Below are some records. Count the lines with "viewing" in them and give nothing but the total.

[Stored data]
------
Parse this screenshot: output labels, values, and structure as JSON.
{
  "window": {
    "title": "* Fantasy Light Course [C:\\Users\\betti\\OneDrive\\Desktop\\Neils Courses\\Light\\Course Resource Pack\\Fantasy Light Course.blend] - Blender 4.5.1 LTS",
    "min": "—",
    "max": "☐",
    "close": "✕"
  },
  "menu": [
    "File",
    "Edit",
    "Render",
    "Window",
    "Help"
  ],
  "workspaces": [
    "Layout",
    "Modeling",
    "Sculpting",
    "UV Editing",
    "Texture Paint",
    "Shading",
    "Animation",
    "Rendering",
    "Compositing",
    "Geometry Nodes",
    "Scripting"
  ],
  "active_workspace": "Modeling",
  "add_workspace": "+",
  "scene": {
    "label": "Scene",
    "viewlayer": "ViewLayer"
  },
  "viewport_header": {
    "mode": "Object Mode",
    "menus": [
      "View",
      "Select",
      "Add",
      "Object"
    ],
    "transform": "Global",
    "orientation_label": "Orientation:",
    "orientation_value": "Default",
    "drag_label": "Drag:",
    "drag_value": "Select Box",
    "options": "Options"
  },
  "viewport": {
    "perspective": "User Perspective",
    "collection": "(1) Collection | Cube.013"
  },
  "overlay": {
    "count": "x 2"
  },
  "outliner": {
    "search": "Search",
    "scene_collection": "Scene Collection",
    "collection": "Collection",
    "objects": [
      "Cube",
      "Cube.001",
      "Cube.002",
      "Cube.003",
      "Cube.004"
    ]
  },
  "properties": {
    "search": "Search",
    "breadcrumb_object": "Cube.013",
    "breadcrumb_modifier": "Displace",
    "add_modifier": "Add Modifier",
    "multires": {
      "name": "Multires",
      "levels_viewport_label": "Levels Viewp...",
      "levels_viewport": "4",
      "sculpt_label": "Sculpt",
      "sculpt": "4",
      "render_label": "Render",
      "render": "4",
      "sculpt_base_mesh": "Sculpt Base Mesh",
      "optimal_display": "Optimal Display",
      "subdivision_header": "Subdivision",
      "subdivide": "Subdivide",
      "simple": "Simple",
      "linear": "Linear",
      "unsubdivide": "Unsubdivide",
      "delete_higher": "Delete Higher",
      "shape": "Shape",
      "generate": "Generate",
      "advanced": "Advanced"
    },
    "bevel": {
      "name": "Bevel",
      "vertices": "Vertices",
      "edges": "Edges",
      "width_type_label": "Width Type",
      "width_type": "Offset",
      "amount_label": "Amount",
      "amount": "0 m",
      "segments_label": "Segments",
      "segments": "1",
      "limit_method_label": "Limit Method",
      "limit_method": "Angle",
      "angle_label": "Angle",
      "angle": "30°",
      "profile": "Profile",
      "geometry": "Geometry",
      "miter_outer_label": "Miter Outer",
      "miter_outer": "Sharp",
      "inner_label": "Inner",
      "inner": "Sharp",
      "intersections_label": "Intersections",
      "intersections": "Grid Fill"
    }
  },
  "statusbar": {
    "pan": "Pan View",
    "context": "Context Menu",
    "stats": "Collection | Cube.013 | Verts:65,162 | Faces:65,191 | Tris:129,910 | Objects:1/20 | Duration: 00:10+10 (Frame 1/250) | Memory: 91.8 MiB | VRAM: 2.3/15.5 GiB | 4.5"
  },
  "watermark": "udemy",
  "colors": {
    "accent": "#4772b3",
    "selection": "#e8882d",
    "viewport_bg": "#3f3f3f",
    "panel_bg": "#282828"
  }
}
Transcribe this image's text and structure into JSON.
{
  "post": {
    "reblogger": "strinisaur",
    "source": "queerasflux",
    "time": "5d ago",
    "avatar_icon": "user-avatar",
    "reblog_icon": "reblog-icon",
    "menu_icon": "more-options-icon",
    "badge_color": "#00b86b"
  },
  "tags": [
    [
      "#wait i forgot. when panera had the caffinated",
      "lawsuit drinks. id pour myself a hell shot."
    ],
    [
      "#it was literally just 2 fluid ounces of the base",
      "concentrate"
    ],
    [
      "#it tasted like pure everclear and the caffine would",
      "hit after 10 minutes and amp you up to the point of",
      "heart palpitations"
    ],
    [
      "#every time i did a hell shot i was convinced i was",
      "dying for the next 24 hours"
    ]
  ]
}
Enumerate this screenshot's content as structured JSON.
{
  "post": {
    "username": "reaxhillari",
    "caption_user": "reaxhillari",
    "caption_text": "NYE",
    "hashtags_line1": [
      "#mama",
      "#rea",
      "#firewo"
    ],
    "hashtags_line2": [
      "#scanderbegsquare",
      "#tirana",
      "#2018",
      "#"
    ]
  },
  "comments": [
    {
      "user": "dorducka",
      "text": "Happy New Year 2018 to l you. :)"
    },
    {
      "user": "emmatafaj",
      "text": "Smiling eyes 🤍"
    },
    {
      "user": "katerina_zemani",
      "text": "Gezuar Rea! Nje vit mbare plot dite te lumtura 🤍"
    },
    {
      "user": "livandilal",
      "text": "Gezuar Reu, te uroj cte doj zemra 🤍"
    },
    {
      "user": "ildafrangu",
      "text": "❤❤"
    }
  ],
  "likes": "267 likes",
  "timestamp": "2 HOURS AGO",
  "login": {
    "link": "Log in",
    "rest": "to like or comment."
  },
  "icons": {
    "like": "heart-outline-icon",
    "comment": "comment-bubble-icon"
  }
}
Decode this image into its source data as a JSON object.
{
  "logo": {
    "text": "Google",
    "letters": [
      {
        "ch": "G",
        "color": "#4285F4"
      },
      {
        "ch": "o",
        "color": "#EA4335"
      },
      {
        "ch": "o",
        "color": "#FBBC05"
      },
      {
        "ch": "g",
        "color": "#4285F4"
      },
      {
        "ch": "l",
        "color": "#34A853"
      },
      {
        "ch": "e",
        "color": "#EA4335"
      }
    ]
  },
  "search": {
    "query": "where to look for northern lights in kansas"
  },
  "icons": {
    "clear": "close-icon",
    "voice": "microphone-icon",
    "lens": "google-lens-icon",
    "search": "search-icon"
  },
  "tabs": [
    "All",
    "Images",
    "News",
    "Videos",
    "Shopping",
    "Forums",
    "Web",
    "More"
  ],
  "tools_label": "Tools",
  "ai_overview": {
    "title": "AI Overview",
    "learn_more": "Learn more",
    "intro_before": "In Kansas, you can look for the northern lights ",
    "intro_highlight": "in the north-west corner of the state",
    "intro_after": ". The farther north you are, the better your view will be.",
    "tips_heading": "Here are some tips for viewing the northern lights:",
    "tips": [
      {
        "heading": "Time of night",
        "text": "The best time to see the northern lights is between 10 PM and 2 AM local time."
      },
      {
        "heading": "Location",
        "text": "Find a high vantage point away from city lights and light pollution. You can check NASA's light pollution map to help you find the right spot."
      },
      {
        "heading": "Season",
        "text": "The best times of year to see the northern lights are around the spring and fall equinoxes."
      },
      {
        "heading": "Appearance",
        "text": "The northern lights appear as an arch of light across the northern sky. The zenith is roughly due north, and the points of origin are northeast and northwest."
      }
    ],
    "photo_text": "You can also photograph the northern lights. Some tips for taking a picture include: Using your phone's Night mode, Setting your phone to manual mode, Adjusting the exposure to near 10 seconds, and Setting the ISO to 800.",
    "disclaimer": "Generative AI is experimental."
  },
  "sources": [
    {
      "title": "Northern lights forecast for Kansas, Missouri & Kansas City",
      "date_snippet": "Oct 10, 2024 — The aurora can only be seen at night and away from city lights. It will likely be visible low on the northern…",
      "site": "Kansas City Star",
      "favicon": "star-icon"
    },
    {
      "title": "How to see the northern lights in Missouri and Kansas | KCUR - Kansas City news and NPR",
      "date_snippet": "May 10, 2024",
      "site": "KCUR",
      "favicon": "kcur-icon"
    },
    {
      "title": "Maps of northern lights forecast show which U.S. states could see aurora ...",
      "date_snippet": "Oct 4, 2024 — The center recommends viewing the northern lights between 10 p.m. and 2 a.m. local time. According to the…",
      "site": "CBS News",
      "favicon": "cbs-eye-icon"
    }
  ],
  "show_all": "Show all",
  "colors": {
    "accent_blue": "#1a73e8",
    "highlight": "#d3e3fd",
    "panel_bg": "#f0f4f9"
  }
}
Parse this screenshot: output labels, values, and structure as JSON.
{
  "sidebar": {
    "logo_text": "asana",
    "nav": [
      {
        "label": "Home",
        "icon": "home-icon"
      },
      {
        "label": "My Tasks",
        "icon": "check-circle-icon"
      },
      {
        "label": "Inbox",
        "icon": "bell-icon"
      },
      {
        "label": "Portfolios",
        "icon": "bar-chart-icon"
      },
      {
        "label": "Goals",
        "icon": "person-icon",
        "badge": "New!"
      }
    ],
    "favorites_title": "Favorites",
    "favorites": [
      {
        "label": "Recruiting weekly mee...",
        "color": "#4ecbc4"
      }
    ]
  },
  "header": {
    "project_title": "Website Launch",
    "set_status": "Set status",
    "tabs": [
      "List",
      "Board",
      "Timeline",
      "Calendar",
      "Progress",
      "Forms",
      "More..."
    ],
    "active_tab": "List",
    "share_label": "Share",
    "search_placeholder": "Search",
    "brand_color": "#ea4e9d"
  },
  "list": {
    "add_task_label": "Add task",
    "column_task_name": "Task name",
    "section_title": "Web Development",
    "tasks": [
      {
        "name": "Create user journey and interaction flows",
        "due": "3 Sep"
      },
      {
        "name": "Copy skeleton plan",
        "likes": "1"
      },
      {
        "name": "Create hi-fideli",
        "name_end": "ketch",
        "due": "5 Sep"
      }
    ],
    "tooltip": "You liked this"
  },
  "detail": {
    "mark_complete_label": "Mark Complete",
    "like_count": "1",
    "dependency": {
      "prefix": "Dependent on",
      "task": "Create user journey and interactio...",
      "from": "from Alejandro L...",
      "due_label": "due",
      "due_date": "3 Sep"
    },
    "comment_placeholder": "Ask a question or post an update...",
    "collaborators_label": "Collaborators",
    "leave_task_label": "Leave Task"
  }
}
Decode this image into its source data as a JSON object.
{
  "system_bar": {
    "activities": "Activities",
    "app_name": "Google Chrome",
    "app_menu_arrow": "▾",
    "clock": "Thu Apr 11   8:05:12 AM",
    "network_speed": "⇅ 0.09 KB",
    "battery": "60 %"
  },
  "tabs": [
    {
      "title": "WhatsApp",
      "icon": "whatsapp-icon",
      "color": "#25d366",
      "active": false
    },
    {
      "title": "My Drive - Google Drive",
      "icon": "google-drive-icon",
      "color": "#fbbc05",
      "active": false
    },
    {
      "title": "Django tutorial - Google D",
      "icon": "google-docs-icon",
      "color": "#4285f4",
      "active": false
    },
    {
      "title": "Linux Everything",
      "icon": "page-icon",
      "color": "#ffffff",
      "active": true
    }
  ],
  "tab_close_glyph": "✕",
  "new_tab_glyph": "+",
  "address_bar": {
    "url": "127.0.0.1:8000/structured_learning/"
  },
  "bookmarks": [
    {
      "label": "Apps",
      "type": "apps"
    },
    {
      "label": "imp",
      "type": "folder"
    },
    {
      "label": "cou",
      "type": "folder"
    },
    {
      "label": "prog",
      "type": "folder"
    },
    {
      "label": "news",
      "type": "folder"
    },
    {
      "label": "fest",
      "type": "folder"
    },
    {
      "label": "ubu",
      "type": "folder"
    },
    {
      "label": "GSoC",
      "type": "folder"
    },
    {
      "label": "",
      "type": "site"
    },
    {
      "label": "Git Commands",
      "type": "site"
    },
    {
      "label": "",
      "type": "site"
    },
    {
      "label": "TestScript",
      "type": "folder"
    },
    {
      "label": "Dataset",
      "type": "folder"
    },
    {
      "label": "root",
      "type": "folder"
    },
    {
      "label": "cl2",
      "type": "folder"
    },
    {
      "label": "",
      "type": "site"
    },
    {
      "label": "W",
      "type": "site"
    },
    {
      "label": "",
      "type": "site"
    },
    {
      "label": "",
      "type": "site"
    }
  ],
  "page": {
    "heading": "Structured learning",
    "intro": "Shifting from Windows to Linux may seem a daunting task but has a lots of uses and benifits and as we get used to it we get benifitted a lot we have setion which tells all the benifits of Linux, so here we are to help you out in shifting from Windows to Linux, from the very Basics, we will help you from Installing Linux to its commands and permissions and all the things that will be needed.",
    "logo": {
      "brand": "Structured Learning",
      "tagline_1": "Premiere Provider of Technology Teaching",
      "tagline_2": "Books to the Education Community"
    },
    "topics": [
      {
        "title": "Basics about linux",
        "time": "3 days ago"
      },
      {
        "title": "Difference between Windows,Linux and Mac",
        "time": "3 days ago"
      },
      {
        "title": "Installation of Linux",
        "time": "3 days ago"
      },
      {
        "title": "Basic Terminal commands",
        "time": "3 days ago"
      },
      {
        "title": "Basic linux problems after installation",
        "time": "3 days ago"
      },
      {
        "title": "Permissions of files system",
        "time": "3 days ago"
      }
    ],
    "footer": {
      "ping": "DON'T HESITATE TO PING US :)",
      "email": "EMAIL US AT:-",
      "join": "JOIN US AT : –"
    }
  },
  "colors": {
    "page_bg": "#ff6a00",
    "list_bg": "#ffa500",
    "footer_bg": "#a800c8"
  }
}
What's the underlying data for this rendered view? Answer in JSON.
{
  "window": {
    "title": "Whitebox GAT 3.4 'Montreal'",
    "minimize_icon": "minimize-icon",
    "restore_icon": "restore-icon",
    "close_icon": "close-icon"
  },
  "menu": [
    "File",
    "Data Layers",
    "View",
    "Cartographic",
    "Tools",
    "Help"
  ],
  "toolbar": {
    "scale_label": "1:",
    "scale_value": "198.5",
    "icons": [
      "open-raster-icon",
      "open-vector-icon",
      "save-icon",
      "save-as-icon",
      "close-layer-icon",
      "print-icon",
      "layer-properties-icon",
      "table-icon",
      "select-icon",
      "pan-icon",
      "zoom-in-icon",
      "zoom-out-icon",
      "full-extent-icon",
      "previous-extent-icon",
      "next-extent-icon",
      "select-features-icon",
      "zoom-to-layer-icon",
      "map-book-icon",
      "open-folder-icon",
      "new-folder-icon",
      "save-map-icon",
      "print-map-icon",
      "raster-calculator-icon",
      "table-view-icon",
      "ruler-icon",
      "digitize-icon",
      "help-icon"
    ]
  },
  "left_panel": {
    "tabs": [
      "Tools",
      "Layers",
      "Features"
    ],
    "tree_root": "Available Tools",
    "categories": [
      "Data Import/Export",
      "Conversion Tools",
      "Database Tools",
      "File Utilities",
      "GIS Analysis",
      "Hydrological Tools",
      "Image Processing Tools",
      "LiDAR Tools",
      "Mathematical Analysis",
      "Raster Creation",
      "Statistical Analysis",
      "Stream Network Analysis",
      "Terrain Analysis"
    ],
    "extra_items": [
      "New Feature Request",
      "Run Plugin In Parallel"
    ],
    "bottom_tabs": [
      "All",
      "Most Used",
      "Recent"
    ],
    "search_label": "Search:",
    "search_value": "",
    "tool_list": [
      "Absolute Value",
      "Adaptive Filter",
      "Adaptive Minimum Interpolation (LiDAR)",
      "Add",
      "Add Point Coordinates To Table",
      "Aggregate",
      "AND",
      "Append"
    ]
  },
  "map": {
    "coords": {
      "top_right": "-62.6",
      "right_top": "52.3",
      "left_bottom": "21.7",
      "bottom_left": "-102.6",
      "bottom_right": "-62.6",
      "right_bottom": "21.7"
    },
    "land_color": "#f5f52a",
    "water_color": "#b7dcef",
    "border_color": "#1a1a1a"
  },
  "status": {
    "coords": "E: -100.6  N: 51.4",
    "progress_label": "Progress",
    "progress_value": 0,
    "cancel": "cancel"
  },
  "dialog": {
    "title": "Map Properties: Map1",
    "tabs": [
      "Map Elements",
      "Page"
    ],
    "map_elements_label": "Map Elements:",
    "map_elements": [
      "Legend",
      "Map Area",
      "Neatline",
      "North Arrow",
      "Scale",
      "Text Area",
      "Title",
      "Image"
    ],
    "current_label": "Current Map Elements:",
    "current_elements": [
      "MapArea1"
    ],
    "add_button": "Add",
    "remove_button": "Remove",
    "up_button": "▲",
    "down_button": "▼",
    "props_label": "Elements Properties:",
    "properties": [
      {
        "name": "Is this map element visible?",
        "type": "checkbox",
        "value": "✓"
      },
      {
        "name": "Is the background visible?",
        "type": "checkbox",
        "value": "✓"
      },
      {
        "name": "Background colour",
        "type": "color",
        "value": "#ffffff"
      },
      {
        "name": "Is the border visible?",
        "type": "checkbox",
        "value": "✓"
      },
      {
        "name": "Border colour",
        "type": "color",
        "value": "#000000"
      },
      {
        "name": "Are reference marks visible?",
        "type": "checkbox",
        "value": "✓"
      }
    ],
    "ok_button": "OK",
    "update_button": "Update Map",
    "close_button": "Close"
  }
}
------
Solution for this problem
2